++++ Raw data ++++

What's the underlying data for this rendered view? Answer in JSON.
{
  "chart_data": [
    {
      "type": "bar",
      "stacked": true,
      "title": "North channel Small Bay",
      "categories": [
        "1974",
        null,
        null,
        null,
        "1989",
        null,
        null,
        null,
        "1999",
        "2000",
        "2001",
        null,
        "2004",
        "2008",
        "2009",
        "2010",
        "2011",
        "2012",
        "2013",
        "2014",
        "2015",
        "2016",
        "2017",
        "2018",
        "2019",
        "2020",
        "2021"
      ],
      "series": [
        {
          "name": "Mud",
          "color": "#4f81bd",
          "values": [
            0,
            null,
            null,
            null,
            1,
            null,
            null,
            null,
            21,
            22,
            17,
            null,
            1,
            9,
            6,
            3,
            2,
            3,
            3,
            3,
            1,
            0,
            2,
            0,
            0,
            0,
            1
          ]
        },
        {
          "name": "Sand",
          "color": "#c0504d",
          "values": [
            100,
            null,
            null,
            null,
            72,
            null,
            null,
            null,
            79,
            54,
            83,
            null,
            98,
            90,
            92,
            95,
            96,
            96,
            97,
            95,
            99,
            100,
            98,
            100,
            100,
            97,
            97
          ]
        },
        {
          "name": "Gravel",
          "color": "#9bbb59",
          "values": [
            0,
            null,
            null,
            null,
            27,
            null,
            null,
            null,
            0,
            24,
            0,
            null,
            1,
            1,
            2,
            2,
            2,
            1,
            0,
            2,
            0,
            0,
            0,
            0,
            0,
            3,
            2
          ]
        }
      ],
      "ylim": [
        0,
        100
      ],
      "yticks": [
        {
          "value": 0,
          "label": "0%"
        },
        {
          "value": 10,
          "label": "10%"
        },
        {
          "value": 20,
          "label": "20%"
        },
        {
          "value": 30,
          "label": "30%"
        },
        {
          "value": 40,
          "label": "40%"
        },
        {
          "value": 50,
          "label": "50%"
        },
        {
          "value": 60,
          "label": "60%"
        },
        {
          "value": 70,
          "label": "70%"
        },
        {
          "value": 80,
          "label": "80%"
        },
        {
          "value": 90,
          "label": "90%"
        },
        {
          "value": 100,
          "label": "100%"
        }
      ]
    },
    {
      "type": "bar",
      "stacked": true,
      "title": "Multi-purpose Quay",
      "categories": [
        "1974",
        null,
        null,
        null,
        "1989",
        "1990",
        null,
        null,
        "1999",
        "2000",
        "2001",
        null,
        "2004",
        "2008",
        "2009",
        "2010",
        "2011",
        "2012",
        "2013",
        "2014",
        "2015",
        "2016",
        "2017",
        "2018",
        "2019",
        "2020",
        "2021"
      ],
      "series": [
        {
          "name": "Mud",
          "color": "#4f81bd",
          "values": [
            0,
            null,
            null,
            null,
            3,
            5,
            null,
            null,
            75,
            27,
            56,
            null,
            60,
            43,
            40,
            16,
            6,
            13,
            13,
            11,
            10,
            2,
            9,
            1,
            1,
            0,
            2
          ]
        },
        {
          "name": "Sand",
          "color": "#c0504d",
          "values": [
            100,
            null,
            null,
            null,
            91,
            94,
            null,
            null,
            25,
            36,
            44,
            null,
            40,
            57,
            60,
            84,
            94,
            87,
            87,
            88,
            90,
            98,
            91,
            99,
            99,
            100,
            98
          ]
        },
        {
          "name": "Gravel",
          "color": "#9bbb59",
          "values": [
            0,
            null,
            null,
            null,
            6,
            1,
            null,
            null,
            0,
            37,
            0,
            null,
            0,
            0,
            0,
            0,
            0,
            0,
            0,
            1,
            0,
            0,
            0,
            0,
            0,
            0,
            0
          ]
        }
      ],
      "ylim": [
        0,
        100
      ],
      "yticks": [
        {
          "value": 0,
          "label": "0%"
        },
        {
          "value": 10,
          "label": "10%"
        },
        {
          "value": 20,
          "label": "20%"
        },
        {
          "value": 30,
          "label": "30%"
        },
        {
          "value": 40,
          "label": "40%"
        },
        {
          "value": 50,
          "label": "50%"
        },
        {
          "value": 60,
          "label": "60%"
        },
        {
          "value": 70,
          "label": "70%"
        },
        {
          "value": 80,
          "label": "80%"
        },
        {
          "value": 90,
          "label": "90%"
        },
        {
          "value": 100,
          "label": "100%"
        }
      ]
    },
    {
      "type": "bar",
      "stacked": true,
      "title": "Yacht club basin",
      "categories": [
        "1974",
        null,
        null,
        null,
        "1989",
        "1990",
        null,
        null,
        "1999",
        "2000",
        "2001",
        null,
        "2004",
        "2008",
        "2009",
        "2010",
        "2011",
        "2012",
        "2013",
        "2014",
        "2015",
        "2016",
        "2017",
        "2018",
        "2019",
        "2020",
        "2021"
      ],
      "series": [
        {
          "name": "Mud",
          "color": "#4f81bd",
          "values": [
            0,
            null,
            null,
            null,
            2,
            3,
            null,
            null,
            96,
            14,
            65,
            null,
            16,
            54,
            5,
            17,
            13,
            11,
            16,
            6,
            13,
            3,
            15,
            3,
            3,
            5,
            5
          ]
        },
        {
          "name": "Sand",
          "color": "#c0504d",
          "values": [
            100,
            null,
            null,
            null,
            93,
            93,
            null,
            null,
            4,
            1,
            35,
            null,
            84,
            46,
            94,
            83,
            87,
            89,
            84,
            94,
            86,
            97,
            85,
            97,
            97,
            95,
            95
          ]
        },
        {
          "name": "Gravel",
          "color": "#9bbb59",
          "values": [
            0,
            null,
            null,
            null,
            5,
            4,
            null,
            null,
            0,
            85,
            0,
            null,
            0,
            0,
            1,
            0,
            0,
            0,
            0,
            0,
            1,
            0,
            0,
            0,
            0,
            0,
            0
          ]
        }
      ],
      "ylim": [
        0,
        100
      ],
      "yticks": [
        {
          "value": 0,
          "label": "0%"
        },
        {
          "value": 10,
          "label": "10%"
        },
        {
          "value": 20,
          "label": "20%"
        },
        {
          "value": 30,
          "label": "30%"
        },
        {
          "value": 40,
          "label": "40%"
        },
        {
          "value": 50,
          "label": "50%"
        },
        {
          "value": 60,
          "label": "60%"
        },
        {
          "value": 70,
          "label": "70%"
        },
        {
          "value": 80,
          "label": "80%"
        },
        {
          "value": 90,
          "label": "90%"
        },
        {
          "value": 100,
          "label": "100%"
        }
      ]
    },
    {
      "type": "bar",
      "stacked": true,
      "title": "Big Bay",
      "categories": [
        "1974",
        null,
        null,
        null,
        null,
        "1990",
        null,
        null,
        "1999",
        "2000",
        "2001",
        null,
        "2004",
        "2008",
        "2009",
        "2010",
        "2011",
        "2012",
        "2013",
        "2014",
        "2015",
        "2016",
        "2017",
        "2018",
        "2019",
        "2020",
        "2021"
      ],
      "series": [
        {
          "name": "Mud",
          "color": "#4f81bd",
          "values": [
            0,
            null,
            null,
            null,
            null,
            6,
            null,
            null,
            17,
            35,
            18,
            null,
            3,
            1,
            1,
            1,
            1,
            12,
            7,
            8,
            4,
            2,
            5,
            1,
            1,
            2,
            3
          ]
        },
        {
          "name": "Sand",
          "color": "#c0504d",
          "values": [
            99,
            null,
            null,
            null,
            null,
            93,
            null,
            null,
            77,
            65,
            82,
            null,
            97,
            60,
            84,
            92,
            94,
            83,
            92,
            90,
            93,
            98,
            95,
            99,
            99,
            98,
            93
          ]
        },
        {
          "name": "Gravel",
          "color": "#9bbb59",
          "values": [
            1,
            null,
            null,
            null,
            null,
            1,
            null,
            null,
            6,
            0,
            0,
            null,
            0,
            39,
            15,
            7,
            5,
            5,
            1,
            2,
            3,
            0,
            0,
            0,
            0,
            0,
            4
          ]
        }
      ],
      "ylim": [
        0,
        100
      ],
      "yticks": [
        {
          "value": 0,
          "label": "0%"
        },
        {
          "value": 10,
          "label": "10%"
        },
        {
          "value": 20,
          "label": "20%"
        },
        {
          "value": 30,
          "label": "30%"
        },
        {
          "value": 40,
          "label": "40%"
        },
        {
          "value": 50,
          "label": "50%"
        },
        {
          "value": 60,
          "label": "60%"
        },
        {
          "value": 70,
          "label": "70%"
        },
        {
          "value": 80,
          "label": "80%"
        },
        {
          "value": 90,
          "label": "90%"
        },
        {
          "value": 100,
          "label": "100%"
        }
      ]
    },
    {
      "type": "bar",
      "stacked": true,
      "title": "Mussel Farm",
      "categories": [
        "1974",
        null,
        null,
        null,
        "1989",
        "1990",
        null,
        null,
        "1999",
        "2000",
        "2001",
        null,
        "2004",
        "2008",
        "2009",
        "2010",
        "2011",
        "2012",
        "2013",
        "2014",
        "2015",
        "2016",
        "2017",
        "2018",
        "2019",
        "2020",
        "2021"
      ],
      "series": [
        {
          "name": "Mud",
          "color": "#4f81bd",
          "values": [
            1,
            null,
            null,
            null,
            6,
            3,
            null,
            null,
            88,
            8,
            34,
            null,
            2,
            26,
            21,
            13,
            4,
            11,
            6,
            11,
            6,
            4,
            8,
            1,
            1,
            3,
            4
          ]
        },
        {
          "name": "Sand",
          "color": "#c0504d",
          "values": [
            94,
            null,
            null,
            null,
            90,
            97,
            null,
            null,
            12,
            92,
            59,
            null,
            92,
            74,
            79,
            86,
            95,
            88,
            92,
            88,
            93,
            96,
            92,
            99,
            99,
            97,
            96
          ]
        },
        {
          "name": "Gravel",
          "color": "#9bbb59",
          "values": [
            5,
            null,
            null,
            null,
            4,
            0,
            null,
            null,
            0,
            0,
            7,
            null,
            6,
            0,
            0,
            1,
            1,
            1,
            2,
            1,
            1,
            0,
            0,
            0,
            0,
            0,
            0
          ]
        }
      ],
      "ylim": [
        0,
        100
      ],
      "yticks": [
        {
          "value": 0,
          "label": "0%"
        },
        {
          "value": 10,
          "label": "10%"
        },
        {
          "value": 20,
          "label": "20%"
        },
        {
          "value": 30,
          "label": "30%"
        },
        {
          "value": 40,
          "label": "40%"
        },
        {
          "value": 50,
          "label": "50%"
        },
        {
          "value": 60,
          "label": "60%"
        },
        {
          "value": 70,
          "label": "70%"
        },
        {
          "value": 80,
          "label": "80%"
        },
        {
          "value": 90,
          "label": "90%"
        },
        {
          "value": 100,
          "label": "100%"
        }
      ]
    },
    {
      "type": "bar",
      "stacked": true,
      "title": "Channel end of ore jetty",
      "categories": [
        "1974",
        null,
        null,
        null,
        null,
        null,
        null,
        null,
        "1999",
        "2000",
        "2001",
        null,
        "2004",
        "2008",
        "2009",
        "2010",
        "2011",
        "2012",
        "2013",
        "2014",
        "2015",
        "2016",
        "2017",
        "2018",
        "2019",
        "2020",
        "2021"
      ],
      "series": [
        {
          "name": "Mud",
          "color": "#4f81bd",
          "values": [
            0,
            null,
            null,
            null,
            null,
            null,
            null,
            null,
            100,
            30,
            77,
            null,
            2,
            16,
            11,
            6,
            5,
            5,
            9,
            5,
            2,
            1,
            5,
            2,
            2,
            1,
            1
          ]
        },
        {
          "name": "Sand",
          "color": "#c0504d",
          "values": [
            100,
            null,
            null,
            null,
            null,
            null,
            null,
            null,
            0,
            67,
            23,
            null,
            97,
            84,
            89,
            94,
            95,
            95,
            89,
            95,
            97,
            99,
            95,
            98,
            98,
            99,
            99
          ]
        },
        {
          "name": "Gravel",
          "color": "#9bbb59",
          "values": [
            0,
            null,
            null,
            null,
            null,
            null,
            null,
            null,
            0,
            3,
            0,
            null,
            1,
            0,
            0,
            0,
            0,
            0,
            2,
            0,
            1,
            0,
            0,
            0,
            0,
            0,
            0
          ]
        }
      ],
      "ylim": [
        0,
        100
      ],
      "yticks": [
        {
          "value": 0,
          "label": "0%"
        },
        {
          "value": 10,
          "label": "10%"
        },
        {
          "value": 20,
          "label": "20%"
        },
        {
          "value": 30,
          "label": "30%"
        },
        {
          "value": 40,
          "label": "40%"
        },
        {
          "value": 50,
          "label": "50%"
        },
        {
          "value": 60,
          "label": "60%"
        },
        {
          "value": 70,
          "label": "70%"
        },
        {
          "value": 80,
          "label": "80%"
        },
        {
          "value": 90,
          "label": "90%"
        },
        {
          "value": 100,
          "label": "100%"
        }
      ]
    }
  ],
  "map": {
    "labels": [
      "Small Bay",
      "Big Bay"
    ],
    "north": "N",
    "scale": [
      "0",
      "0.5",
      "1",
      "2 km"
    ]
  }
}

++++

Pick out the lines above that hold the string "title" and show them.

» Problem solution:
      "title": "North channel Small Bay",
      "title": "Multi-purpose Quay",
      "title": "Yacht club basin",
      "title": "Big Bay",
      "title": "Mussel Farm",
      "title": "Channel end of ore jetty",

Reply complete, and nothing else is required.